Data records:
*-*-*

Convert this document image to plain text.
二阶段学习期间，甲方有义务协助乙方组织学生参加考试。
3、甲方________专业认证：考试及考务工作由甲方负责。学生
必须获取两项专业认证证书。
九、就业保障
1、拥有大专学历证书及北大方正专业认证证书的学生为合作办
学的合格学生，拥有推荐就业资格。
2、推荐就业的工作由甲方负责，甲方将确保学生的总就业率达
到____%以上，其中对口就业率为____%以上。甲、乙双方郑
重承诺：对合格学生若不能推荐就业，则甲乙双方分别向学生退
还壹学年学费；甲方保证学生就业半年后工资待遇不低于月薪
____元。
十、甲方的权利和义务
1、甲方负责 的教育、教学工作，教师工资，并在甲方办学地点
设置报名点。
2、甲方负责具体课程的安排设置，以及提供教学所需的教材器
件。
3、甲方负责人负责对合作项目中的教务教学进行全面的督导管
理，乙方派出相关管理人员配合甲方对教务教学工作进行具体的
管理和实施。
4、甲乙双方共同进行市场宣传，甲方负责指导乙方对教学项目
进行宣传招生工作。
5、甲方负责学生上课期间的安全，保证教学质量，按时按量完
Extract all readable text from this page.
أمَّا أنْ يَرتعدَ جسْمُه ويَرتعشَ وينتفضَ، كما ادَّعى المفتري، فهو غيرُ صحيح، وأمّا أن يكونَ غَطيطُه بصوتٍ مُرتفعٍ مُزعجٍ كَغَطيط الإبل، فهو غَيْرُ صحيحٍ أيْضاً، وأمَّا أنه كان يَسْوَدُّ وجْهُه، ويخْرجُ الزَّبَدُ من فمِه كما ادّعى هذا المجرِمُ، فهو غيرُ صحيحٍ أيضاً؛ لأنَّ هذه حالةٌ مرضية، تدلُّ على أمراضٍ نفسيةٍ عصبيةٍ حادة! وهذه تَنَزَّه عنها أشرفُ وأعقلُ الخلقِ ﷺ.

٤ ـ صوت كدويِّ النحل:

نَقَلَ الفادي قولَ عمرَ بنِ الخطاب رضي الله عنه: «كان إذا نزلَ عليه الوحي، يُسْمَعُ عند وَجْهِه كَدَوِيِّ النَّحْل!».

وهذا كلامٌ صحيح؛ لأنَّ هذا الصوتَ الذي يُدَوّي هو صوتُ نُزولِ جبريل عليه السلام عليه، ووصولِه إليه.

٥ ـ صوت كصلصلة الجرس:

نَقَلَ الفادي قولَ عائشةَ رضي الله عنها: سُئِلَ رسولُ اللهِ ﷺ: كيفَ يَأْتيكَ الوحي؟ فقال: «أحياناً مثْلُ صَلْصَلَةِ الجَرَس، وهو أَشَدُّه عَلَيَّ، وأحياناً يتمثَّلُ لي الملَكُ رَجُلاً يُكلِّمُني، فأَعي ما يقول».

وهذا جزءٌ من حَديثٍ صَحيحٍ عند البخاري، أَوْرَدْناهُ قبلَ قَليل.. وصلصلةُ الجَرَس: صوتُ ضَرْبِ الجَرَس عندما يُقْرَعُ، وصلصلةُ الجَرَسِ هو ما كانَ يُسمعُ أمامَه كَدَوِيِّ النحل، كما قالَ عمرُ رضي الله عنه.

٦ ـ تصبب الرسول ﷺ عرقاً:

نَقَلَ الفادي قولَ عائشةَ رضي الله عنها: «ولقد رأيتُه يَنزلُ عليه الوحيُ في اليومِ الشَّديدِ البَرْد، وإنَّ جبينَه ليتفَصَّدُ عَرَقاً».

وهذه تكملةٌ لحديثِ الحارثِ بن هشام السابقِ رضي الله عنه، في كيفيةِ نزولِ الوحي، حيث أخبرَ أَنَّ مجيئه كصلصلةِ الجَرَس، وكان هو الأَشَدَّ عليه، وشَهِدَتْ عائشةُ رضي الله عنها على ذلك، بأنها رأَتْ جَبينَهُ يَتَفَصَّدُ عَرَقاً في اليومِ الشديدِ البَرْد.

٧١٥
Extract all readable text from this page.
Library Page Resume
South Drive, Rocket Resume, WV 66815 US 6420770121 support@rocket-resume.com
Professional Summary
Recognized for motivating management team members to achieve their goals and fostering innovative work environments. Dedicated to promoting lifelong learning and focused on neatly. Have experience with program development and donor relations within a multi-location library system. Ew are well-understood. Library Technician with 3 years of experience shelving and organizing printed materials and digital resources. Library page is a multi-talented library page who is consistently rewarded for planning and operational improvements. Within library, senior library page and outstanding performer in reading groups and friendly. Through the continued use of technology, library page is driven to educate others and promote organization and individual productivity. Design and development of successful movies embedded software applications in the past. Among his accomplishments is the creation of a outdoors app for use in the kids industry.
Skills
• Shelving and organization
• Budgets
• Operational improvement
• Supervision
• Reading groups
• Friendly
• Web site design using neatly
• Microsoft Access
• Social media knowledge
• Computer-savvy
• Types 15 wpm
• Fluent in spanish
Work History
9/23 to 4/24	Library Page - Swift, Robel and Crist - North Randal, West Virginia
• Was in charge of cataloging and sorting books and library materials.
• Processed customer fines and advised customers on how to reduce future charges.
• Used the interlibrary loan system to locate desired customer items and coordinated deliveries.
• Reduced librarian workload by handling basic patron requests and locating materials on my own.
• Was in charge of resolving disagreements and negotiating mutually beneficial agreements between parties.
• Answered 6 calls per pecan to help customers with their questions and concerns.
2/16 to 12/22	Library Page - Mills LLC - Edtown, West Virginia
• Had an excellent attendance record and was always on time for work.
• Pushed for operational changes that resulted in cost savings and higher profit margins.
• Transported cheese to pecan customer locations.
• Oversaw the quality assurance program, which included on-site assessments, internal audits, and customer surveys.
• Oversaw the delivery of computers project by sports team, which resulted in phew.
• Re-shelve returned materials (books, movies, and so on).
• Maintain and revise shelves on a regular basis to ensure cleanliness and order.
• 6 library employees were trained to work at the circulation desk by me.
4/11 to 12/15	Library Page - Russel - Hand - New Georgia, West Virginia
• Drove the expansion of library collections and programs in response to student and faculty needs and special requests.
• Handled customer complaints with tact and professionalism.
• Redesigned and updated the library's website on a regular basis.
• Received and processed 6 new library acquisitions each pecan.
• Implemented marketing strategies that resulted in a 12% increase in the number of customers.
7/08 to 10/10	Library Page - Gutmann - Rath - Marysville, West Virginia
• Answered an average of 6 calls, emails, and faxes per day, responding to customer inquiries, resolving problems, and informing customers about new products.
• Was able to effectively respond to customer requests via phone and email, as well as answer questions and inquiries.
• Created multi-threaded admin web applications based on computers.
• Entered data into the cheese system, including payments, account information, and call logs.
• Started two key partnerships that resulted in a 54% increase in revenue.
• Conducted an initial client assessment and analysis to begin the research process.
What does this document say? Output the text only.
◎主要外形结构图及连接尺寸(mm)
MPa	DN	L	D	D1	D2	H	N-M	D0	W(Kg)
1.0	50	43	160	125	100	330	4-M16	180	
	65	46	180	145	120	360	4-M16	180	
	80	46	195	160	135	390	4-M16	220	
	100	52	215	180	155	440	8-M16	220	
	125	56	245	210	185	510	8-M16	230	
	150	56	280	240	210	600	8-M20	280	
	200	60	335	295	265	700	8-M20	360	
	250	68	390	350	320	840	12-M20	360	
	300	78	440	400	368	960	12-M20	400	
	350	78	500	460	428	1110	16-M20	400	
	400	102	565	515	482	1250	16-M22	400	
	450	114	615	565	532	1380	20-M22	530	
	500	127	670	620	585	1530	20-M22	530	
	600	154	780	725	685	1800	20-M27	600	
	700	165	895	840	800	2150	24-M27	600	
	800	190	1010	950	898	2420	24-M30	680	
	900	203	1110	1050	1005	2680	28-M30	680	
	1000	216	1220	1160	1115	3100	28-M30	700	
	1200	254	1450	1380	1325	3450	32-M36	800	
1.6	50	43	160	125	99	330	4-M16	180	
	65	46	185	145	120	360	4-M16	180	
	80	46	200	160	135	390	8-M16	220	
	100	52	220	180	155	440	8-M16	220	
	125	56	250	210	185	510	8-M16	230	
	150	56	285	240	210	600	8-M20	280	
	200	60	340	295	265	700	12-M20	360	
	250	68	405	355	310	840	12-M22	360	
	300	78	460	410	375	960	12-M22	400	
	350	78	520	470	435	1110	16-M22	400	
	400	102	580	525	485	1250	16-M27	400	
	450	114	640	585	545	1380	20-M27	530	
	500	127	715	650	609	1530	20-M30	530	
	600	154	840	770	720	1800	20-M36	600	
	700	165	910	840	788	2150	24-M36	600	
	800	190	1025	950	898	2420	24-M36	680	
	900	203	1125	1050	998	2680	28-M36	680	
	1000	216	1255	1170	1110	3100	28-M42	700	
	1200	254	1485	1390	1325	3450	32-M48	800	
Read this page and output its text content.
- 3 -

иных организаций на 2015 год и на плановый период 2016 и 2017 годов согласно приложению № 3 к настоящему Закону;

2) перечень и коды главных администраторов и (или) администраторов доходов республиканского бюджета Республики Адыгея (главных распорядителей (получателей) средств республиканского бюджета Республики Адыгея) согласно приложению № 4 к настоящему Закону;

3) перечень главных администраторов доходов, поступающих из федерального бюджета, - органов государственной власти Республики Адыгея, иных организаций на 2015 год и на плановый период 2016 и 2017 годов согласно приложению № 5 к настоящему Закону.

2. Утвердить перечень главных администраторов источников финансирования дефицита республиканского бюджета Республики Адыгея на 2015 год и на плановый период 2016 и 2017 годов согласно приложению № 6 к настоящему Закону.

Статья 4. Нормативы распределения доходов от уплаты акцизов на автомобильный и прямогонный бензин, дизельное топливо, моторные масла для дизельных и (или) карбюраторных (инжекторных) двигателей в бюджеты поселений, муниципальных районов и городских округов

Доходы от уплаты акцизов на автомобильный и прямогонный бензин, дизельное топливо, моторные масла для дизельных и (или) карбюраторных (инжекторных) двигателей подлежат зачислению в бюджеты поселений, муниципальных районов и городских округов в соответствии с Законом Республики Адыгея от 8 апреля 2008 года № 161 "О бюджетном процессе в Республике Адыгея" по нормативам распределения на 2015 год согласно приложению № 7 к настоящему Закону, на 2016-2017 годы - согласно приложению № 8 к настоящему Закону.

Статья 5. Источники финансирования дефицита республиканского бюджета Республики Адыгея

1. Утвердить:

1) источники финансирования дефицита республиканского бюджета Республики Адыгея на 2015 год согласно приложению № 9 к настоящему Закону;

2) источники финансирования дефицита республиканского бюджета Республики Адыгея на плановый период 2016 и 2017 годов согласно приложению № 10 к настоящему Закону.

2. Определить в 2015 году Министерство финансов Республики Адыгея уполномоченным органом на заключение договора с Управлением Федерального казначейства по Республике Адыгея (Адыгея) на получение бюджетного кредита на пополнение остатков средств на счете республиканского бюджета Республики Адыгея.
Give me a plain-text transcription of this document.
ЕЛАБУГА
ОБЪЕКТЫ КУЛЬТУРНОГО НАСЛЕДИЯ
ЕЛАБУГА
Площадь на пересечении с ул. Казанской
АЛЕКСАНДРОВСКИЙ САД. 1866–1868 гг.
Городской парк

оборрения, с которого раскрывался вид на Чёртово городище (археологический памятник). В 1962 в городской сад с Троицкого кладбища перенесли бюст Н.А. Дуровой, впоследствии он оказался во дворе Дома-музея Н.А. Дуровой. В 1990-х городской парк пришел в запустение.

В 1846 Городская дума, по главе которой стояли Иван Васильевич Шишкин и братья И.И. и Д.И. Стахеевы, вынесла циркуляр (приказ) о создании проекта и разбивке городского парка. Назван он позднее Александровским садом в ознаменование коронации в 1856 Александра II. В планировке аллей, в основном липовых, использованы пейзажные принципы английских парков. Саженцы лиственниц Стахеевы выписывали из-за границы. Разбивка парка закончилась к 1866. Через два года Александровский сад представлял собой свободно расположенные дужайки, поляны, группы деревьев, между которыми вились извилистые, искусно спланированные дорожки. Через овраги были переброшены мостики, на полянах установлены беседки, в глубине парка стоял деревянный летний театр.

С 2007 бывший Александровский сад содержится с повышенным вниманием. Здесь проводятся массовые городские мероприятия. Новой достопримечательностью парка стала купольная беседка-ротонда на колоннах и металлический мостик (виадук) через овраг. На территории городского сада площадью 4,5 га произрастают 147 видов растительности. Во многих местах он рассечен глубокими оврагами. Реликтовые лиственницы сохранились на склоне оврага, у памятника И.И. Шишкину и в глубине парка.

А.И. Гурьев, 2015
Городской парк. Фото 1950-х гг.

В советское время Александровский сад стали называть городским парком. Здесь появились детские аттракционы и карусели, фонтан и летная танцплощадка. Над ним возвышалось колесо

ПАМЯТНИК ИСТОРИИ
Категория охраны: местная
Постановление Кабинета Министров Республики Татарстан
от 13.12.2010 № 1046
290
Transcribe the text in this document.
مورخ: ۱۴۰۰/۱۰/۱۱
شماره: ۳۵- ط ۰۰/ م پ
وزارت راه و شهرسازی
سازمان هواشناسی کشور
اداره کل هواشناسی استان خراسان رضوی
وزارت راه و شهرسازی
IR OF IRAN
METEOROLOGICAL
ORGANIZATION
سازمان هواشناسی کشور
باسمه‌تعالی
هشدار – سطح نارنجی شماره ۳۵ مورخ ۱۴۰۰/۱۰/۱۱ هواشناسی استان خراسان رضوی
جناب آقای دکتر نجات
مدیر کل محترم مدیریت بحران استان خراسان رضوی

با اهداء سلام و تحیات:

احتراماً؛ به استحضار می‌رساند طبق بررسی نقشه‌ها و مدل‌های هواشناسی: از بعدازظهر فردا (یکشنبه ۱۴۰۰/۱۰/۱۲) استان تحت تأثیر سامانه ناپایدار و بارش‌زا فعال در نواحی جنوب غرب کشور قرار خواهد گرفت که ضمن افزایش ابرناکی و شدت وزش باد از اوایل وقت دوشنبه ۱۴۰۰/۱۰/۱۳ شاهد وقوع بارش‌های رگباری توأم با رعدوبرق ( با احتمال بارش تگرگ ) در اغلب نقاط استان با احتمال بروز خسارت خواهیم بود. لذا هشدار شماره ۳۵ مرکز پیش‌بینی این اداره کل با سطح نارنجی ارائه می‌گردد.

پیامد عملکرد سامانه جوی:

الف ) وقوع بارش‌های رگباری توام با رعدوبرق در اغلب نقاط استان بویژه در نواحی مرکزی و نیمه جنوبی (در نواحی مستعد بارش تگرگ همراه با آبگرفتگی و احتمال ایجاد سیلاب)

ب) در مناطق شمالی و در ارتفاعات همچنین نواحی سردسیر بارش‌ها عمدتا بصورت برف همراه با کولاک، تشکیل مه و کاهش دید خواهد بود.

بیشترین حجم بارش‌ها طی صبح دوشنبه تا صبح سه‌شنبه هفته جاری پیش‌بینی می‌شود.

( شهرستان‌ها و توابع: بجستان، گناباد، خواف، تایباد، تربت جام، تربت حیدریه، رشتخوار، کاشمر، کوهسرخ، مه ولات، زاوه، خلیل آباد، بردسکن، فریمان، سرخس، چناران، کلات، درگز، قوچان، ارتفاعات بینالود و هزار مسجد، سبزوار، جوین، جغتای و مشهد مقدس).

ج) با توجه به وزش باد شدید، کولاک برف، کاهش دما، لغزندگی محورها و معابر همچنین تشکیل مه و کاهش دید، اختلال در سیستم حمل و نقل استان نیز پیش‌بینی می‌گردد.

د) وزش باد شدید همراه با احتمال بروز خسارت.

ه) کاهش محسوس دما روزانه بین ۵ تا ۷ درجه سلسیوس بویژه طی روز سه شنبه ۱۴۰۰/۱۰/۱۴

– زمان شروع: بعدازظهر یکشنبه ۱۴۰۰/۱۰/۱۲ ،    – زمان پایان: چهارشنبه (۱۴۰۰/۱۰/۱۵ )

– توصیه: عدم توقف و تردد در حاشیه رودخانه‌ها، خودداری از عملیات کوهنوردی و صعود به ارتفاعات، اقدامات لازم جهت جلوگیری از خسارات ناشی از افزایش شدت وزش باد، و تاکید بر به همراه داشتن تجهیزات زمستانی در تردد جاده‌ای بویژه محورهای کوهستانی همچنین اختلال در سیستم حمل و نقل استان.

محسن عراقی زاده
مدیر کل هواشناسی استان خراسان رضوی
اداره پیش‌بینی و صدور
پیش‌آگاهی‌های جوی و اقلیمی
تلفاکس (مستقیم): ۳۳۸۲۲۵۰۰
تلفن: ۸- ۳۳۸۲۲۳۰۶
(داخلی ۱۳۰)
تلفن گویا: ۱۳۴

*-*-*

◆ **WHAT TO WORK ON**
From the material above, count the lines that include "Oversaw" and give only the total.

◆ **FINISHED EXERCISE**
2